### Prompt
Whenever a line in the entries below contains the string "något", copy that line.

Dataset records of page text
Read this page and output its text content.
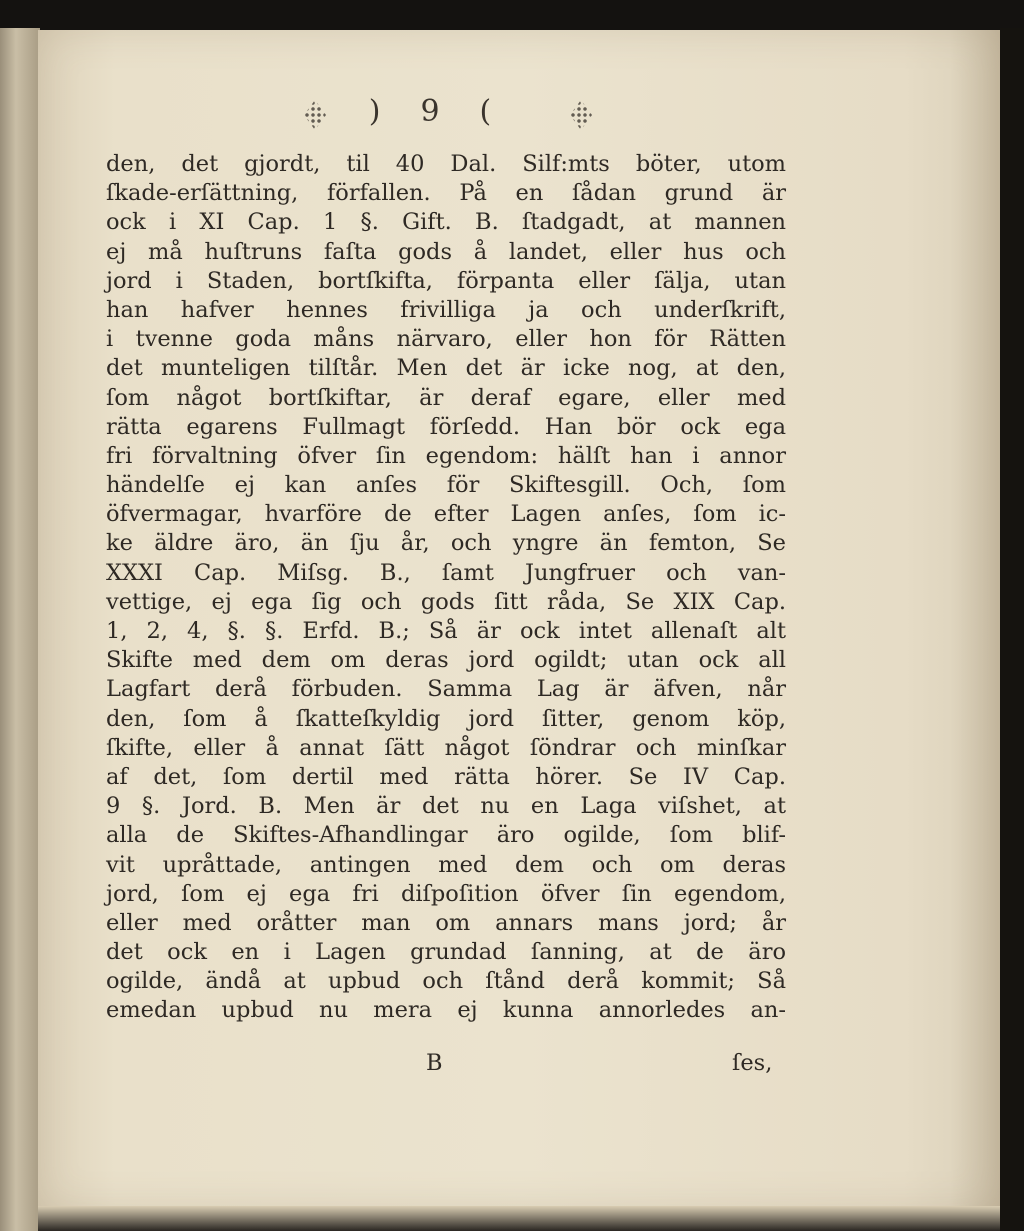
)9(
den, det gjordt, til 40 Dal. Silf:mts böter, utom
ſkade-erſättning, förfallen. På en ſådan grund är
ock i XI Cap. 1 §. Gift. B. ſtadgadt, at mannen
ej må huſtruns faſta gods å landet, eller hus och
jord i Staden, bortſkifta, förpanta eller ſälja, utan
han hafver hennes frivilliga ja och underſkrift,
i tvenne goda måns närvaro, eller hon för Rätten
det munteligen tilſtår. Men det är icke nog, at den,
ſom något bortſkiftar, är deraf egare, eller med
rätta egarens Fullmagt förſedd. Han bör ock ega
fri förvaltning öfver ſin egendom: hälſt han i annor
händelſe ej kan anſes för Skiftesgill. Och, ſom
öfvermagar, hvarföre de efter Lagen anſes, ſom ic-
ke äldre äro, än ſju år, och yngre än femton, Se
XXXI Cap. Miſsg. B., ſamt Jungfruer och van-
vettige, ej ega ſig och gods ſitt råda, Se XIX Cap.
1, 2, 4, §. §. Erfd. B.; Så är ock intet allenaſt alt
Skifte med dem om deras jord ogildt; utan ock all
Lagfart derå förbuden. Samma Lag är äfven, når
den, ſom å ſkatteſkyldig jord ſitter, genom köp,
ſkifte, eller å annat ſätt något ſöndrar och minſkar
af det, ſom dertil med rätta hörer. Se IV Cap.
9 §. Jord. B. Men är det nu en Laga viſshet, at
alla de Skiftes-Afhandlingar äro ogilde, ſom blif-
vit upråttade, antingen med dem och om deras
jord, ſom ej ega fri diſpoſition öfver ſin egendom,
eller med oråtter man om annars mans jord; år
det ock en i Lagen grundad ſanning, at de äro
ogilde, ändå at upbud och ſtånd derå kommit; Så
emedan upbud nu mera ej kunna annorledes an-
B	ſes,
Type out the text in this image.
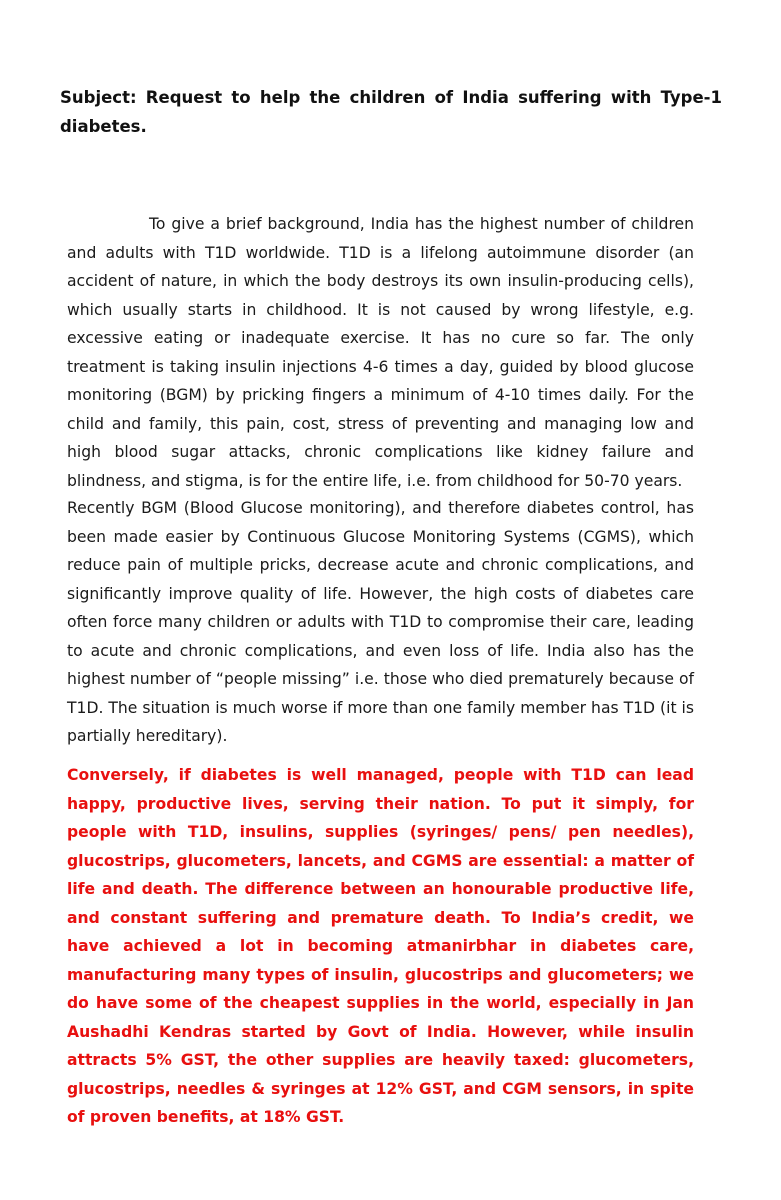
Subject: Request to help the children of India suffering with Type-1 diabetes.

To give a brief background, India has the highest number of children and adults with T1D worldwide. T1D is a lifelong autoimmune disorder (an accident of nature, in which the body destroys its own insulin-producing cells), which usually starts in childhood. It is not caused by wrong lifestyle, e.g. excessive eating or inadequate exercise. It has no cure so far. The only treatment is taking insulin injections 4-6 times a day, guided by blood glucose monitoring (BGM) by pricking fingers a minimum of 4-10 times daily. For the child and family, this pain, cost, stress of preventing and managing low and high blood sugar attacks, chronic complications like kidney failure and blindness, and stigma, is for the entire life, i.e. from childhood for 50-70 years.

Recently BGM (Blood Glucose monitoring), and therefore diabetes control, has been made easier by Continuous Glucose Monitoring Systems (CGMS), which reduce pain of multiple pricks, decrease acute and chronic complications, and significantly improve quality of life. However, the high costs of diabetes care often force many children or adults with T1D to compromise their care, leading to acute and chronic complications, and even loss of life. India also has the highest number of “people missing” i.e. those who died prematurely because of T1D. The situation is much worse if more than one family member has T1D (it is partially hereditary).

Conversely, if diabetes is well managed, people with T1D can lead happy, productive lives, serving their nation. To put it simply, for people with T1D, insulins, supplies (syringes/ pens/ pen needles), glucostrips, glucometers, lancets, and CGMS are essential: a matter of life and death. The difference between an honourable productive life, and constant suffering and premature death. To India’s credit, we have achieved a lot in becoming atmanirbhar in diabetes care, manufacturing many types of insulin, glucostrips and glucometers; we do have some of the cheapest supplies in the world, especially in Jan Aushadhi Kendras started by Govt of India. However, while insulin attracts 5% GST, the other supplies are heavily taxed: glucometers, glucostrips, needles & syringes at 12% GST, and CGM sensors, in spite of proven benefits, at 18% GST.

### Answer box
ſom något bortſkiftar, är deraf egare, eller med
ſkifte, eller å annat ſätt något ſöndrar och minſkar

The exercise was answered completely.